======== INFORMATION GIVEN
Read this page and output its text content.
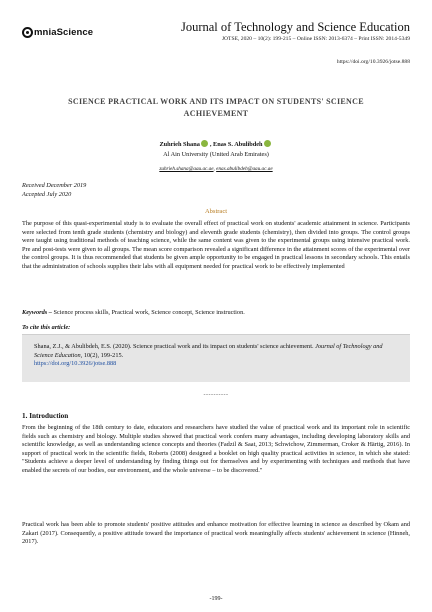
mniaScience	Journal of Technology and Science Education
JOTSE, 2020 – 10(2): 199-215 – Online ISSN: 2013-6374 – Print ISSN: 2014-5349
https://doi.org/10.3926/jotse.888
SCIENCE PRACTICAL WORK AND ITS IMPACT ON STUDENTS' SCIENCE ACHIEVEMENT
Zuhrieh Shana , Enas S. Abulibdeh
Al Ain University (United Arab Emirates)
zuhrieh.shana@aau.ac.ae, enas.abulibdeh@aau.ac.ae
Received December 2019
Accepted July 2020
Abstract
The purpose of this quasi-experimental study is to evaluate the overall effect of practical work on students' academic attainment in science. Participants were selected from tenth grade students (chemistry and biology) and eleventh grade students (chemistry), then divided into groups. The control groups were taught using traditional methods of teaching science, while the same content was given to the experimental groups using intensive practical work. Pre and post-tests were given to all groups. The mean score comparison revealed a significant difference in the attainment scores of the experimental over the control groups. It is thus recommended that students be given ample opportunity to be engaged in practical lessons in secondary schools. This entails that the administration of schools supplies their labs with all equipment needed for practical work to be effectively implemented
Keywords – Science process skills, Practical work, Science concept, Science instruction.
To cite this article:
Shana, Z.J., & Abulibdeh, E.S. (2020). Science practical work and its impact on students' science achievement. Journal of Technology and Science Education, 10(2), 199-215.
https://doi.org/10.3926/jotse.888
----------
1. Introduction
From the beginning of the 18th century to date, educators and researchers have studied the value of practical work and its important role in scientific fields such as chemistry and biology. Multiple studies showed that practical work confers many advantages, including developing laboratory skills and scientific knowledge, as well as understanding science concepts and theories (Fadzil & Saat, 2013; Schwichow, Zimmerman, Croker & Härtig, 2016). In support of practical work in the scientific fields, Roberts (2008) designed a booklet on high quality practical activities in science, in which she stated: "Students achieve a deeper level of understanding by finding things out for themselves and by experimenting with techniques and methods that have enabled the secrets of our bodies, our environment, and the whole universe – to be discovered."
Practical work has been able to promote students' positive attitudes and enhance motivation for effective learning in science as described by Okam and Zakari (2017). Consequently, a positive attitude toward the importance of practical work meaningfully affects students' achievement in science (Hinneh, 2017).
-199-
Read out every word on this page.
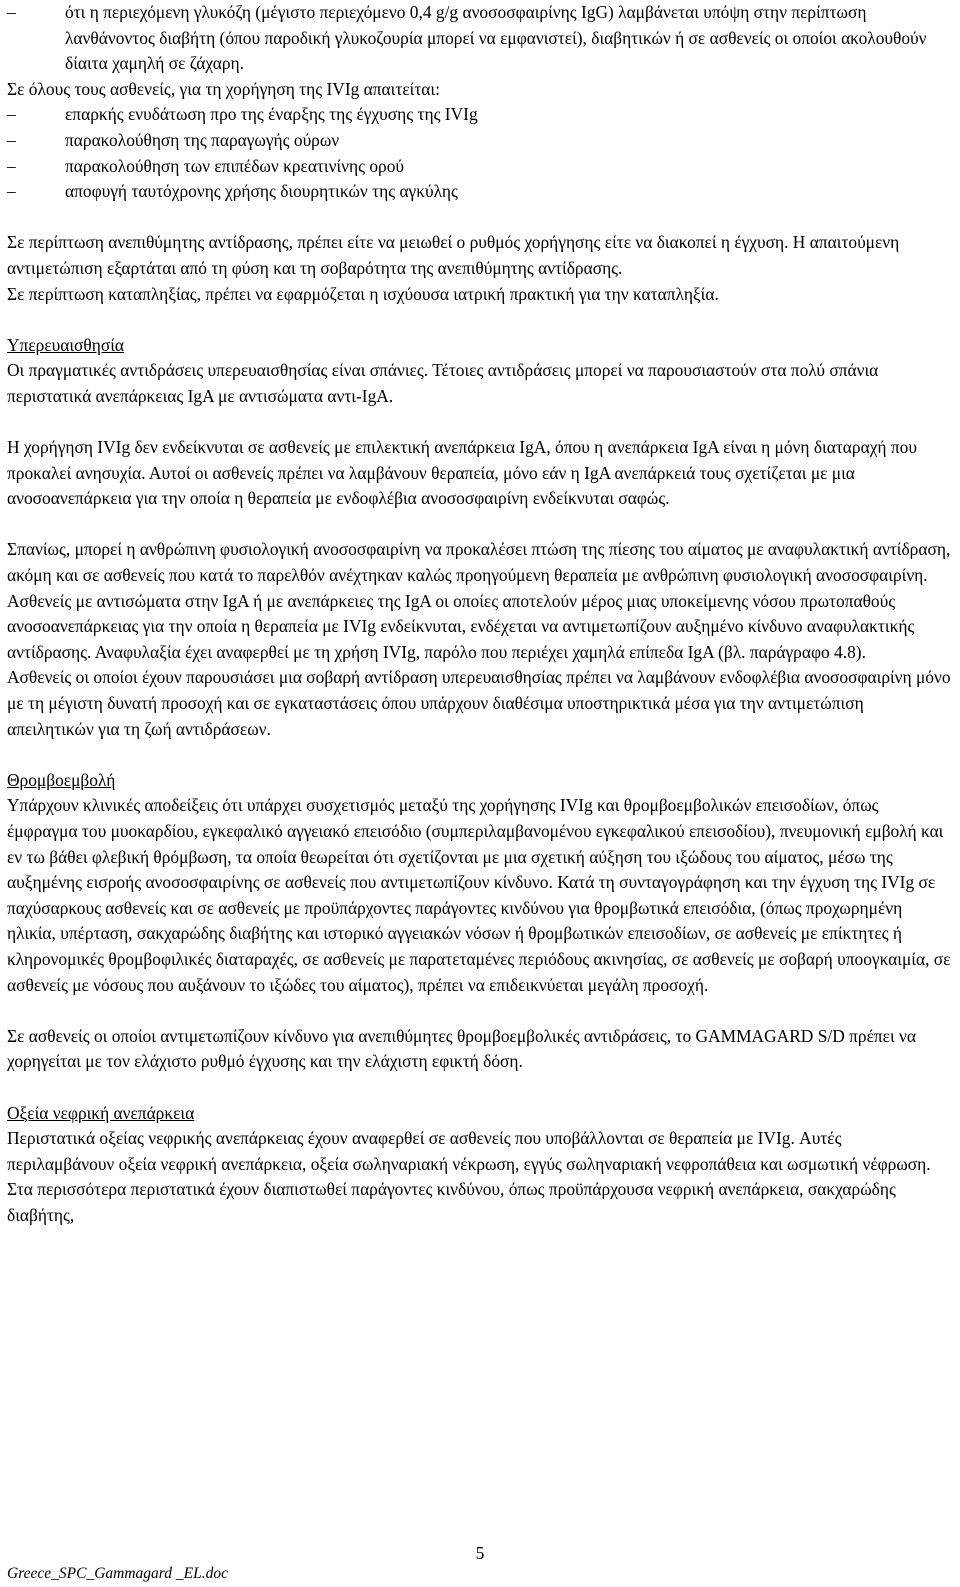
–	ότι η περιεχόμενη γλυκόζη (μέγιστο περιεχόμενο 0,4 g/g ανοσοσφαιρίνης IgG) λαμβάνεται υπόψη στην περίπτωση λανθάνοντος διαβήτη (όπου παροδική γλυκοζουρία μπορεί να εμφανιστεί), διαβητικών ή σε ασθενείς οι οποίοι ακολουθούν δίαιτα χαμηλή σε ζάχαρη.

Σε όλους τους ασθενείς, για τη χορήγηση της IVIg απαιτείται:

–	επαρκής ενυδάτωση προ της έναρξης της έγχυσης της IVIg
–	παρακολούθηση της παραγωγής ούρων
–	παρακολούθηση των επιπέδων κρεατινίνης ορού
–	αποφυγή ταυτόχρονης χρήσης διουρητικών της αγκύλης

Σε περίπτωση ανεπιθύμητης αντίδρασης, πρέπει είτε να μειωθεί ο ρυθμός χορήγησης είτε να διακοπεί η έγχυση. Η απαιτούμενη αντιμετώπιση εξαρτάται από τη φύση και τη σοβαρότητα της ανεπιθύμητης αντίδρασης.

Σε περίπτωση καταπληξίας, πρέπει να εφαρμόζεται η ισχύουσα ιατρική πρακτική για την καταπληξία.

Υπερευαισθησία

Οι πραγματικές αντιδράσεις υπερευαισθησίας είναι σπάνιες. Τέτοιες αντιδράσεις μπορεί να παρουσιαστούν στα πολύ σπάνια περιστατικά ανεπάρκειας IgA με αντισώματα αντι-IgA.

Η χορήγηση IVIg δεν ενδείκνυται σε ασθενείς με επιλεκτική ανεπάρκεια IgA, όπου η ανεπάρκεια IgA είναι η μόνη διαταραχή που προκαλεί ανησυχία. Αυτοί οι ασθενείς πρέπει να λαμβάνουν θεραπεία, μόνο εάν η IgA ανεπάρκειά τους σχετίζεται με μια ανοσοανεπάρκεια για την οποία η θεραπεία με ενδοφλέβια ανοσοσφαιρίνη ενδείκνυται σαφώς.

Σπανίως, μπορεί η ανθρώπινη φυσιολογική ανοσοσφαιρίνη να προκαλέσει πτώση της πίεσης του αίματος με αναφυλακτική αντίδραση, ακόμη και σε ασθενείς που κατά το παρελθόν ανέχτηκαν καλώς προηγούμενη θεραπεία με ανθρώπινη φυσιολογική ανοσοσφαιρίνη.

Ασθενείς με αντισώματα στην IgA ή με ανεπάρκειες της IgA οι οποίες αποτελούν μέρος μιας υποκείμενης νόσου πρωτοπαθούς ανοσοανεπάρκειας για την οποία η θεραπεία με IVIg ενδείκνυται, ενδέχεται να αντιμετωπίζουν αυξημένο κίνδυνο αναφυλακτικής αντίδρασης. Αναφυλαξία έχει αναφερθεί με τη χρήση IVIg, παρόλο που περιέχει χαμηλά επίπεδα IgA (βλ. παράγραφο 4.8).

Ασθενείς οι οποίοι έχουν παρουσιάσει μια σοβαρή αντίδραση υπερευαισθησίας πρέπει να λαμβάνουν ενδοφλέβια ανοσοσφαιρίνη μόνο με τη μέγιστη δυνατή προσοχή και σε εγκαταστάσεις όπου υπάρχουν διαθέσιμα υποστηρικτικά μέσα για την αντιμετώπιση απειλητικών για τη ζωή αντιδράσεων.

Θρομβοεμβολή

Υπάρχουν κλινικές αποδείξεις ότι υπάρχει συσχετισμός μεταξύ της χορήγησης IVIg και θρομβοεμβολικών επεισοδίων, όπως έμφραγμα του μυοκαρδίου, εγκεφαλικό αγγειακό επεισόδιο (συμπεριλαμβανομένου εγκεφαλικού επεισοδίου), πνευμονική εμβολή και εν τω βάθει φλεβική θρόμβωση, τα οποία θεωρείται ότι σχετίζονται με μια σχετική αύξηση του ιξώδους του αίματος, μέσω της αυξημένης εισροής ανοσοσφαιρίνης σε ασθενείς που αντιμετωπίζουν κίνδυνο. Κατά τη συνταγογράφηση και την έγχυση της IVIg σε παχύσαρκους ασθενείς και σε ασθενείς με προϋπάρχοντες παράγοντες κινδύνου για θρομβωτικά επεισόδια, (όπως προχωρημένη ηλικία, υπέρταση, σακχαρώδης διαβήτης και ιστορικό αγγειακών νόσων ή θρομβωτικών επεισοδίων, σε ασθενείς με επίκτητες ή κληρονομικές θρομβοφιλικές διαταραχές, σε ασθενείς με παρατεταμένες περιόδους ακινησίας, σε ασθενείς με σοβαρή υποογκαιμία, σε ασθενείς με νόσους που αυξάνουν το ιξώδες του αίματος), πρέπει να επιδεικνύεται μεγάλη προσοχή.

Σε ασθενείς οι οποίοι αντιμετωπίζουν κίνδυνο για ανεπιθύμητες θρομβοεμβολικές αντιδράσεις, το GAMMAGARD S/D πρέπει να χορηγείται με τον ελάχιστο ρυθμό έγχυσης και την ελάχιστη εφικτή δόση.

Οξεία νεφρική ανεπάρκεια

Περιστατικά οξείας νεφρικής ανεπάρκειας έχουν αναφερθεί σε ασθενείς που υποβάλλονται σε θεραπεία με IVIg. Αυτές περιλαμβάνουν οξεία νεφρική ανεπάρκεια, οξεία σωληναριακή νέκρωση, εγγύς σωληναριακή νεφροπάθεια και ωσμωτική νέφρωση. Στα περισσότερα περιστατικά έχουν διαπιστωθεί παράγοντες κινδύνου, όπως προϋπάρχουσα νεφρική ανεπάρκεια, σακχαρώδης διαβήτης,

5
Greece_SPC_Gammagard _EL.doc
================
SHORT PROBLEM -
Read through the lines above and collect those that contain the string "παρακολούθηση".

FULL RESPONSE -
–	παρακολούθηση της παραγωγής ούρων
–	παρακολούθηση των επιπέδων κρεατινίνης ορού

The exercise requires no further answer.